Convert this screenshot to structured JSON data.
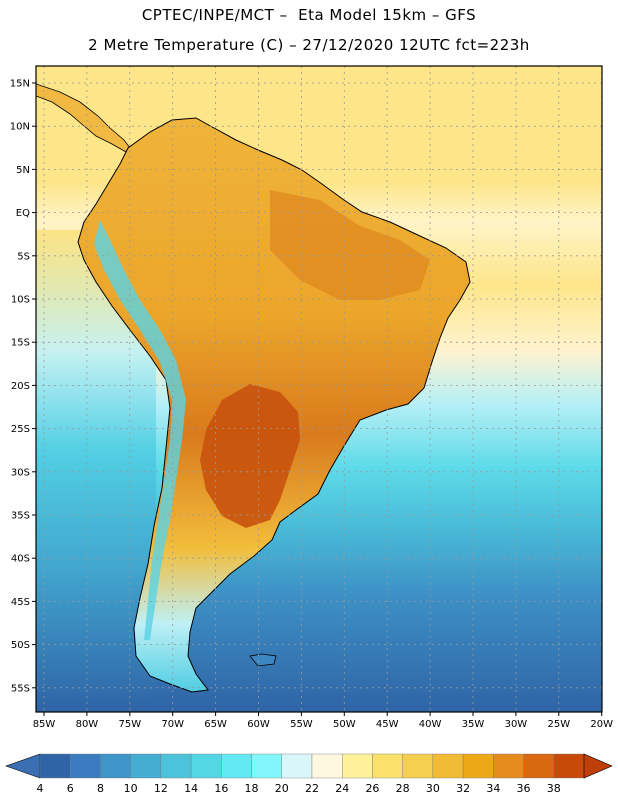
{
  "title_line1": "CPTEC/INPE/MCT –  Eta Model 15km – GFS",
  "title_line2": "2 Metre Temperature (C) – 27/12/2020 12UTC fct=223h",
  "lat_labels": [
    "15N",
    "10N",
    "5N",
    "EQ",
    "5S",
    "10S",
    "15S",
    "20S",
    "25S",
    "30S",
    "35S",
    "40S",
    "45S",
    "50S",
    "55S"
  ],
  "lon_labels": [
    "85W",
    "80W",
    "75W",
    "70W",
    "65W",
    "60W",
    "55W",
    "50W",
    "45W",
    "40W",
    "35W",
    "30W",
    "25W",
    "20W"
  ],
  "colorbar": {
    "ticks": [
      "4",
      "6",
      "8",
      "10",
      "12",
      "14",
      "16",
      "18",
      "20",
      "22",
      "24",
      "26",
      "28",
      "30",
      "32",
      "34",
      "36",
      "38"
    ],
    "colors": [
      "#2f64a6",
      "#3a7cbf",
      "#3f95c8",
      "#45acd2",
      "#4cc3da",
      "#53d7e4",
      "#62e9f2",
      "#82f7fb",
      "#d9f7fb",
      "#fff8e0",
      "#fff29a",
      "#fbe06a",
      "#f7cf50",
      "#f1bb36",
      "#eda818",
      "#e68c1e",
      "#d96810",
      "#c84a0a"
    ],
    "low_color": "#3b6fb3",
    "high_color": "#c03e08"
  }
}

==

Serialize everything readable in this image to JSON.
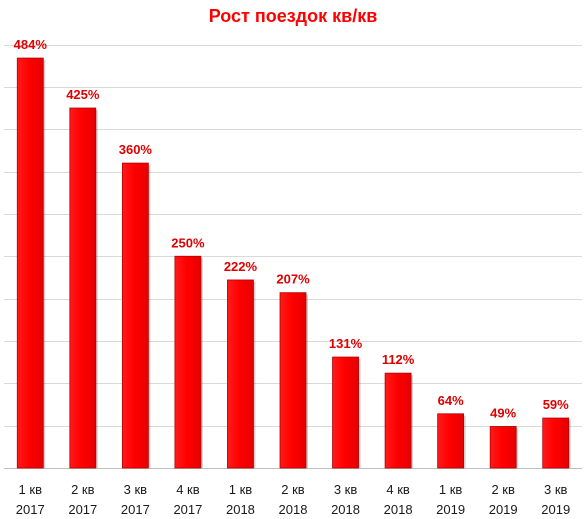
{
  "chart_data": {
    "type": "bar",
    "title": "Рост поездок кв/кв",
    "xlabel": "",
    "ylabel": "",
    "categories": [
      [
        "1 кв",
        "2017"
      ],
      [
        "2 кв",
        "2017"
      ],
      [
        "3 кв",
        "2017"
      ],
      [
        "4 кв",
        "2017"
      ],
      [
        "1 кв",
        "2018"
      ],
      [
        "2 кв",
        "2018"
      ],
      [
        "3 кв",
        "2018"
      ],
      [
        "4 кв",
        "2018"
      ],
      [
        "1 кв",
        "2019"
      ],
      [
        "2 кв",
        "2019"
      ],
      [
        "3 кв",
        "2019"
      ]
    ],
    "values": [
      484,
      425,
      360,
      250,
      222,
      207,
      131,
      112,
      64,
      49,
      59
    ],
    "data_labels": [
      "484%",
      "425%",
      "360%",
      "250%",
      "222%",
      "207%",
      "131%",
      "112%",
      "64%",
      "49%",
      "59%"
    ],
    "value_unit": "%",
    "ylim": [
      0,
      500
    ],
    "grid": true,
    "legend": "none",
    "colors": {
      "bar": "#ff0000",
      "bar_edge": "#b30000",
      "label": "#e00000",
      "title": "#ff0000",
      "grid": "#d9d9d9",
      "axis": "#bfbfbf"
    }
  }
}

* DESCRIPTION OF THE TASK: Pull out each line of the listing that holds the string "this".

* REPLY:
Convert this screenshot to structured JSON data.
Serialize everything readable in this image to JSON.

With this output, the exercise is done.